Pick out each line in these entries that contains the string "софтуер".

----------------------------------------

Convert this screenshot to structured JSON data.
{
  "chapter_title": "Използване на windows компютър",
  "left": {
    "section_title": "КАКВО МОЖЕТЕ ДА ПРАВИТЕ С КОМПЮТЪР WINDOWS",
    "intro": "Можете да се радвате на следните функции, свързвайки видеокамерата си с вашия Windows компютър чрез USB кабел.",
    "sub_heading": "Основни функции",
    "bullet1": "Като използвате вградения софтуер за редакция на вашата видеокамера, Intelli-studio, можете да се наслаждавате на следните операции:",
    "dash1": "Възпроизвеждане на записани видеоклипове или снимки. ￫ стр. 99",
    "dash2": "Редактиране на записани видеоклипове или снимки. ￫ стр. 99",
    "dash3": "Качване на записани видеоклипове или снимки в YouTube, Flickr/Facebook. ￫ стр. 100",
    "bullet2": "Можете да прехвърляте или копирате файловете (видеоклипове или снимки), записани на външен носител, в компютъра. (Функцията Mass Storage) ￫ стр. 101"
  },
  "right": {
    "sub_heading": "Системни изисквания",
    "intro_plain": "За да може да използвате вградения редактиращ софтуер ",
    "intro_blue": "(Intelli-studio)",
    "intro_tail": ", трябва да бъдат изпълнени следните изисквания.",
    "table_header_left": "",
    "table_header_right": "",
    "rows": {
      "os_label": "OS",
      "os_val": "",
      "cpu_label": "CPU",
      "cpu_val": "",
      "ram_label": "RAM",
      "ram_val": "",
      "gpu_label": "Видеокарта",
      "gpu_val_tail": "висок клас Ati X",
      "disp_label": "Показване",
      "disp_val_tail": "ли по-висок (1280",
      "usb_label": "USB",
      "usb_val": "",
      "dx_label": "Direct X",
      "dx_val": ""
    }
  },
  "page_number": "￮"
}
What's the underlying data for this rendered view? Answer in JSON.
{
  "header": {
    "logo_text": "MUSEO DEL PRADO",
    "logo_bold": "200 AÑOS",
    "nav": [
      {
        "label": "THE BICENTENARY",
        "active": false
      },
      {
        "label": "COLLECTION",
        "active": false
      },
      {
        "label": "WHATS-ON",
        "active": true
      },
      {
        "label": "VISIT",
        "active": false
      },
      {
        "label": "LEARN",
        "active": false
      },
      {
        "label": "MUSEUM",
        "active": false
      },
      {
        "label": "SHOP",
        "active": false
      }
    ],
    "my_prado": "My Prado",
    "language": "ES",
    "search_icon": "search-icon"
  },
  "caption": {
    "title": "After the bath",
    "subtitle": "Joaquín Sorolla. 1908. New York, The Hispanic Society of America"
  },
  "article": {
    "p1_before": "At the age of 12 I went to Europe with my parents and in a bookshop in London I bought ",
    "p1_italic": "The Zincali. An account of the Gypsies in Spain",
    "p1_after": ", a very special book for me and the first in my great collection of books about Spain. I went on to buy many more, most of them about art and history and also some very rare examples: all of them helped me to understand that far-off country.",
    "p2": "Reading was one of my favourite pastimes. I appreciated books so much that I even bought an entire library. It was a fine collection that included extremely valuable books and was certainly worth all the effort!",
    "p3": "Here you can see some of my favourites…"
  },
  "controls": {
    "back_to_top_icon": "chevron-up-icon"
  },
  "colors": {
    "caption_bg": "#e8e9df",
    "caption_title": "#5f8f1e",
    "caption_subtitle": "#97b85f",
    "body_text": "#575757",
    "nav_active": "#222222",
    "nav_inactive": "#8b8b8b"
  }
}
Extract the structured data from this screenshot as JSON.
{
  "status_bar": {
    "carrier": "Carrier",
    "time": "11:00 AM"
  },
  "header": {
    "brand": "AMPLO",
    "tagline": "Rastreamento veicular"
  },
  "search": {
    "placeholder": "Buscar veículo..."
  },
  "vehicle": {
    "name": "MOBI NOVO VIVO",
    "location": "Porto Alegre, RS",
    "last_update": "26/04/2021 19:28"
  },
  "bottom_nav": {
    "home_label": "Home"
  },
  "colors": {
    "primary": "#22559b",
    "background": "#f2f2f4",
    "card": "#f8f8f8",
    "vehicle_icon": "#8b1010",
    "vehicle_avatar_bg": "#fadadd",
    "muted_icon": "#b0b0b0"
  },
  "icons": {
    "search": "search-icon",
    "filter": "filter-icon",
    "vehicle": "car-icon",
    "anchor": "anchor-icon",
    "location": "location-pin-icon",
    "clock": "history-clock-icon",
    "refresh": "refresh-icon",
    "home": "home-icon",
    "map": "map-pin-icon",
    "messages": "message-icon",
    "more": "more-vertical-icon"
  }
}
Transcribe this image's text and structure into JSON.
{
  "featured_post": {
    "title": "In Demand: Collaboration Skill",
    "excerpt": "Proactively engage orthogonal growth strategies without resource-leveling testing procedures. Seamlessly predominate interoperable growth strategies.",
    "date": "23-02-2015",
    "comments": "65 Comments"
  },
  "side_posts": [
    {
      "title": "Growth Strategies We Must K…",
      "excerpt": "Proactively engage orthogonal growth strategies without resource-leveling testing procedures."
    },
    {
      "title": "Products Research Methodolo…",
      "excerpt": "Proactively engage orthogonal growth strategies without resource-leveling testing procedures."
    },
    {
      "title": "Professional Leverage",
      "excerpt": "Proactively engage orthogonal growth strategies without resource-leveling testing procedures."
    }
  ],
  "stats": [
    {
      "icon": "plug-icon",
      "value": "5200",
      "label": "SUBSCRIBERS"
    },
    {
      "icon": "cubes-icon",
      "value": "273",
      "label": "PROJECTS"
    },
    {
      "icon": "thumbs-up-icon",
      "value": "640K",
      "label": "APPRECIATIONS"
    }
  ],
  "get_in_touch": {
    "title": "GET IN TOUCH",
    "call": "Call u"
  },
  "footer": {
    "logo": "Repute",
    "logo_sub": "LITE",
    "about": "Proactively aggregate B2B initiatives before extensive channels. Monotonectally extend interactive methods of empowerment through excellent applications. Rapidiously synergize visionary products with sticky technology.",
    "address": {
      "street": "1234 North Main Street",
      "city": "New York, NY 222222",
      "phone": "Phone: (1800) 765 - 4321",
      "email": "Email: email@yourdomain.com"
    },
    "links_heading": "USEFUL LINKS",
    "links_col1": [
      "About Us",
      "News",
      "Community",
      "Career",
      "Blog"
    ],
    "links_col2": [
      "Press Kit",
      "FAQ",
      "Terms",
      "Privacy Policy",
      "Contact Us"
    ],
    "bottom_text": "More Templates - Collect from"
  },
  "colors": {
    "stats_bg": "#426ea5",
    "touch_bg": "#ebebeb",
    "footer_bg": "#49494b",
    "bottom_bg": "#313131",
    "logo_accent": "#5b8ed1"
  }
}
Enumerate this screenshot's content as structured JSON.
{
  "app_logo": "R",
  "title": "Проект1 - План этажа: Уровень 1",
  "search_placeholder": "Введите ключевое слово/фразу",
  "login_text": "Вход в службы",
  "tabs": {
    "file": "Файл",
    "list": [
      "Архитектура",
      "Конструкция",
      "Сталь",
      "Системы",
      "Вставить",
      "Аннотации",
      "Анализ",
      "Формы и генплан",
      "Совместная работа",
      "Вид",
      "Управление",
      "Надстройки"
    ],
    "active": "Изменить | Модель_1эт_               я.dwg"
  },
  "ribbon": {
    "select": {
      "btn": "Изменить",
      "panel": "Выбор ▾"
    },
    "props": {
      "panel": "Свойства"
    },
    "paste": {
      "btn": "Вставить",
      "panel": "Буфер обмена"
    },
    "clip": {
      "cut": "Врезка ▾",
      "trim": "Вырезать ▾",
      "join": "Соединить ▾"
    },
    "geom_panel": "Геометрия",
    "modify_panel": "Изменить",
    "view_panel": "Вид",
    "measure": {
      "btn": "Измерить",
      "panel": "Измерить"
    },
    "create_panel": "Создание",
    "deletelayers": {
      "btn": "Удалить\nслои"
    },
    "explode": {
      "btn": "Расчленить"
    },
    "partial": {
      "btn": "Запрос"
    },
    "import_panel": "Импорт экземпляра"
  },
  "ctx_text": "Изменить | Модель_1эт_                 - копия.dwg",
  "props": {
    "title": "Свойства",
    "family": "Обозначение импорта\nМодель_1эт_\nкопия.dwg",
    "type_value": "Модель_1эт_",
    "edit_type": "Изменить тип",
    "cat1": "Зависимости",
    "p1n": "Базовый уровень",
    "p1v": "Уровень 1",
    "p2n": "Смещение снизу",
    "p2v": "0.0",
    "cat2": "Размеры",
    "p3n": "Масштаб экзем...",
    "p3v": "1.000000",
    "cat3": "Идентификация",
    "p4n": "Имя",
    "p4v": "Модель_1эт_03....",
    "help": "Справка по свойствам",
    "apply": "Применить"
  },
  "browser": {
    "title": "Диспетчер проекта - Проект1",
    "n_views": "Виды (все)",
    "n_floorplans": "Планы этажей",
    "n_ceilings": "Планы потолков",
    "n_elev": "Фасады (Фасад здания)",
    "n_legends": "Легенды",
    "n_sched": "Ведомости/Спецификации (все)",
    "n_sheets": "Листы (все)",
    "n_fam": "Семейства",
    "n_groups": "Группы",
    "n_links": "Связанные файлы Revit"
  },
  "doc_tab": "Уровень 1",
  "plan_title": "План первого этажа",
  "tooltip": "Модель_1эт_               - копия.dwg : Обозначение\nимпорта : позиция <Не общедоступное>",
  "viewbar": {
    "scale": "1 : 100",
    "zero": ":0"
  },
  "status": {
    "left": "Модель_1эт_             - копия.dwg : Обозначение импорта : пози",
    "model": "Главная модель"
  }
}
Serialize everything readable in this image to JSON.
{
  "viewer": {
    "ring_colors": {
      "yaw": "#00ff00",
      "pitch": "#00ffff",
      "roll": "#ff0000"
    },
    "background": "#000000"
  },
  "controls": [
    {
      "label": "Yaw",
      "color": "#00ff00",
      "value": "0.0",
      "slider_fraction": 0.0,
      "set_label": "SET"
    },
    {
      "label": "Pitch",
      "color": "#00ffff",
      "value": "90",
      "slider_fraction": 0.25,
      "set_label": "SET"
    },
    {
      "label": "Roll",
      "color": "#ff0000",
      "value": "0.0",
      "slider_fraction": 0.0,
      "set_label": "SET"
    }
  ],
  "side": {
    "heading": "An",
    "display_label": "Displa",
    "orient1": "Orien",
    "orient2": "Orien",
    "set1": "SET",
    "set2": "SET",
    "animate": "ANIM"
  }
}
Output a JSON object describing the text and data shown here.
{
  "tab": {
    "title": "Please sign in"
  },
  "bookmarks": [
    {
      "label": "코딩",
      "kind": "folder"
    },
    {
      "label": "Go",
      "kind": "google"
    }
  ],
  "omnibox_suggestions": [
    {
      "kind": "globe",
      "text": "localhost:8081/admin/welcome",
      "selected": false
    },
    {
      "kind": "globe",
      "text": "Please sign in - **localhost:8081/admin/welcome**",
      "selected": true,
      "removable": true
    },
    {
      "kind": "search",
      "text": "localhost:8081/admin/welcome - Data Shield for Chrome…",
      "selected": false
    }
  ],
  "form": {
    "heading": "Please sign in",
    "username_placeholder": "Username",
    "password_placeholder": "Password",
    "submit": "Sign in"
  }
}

----------------------------------------

**EXERCISE RESULT**
    "bullet1": "Като използвате вградения софтуер за редакция на вашата видеокамера, Intelli-studio, можете да се наслаждавате на следните операции:",
    "intro_plain": "За да може да използвате вградения редактиращ софтуер ",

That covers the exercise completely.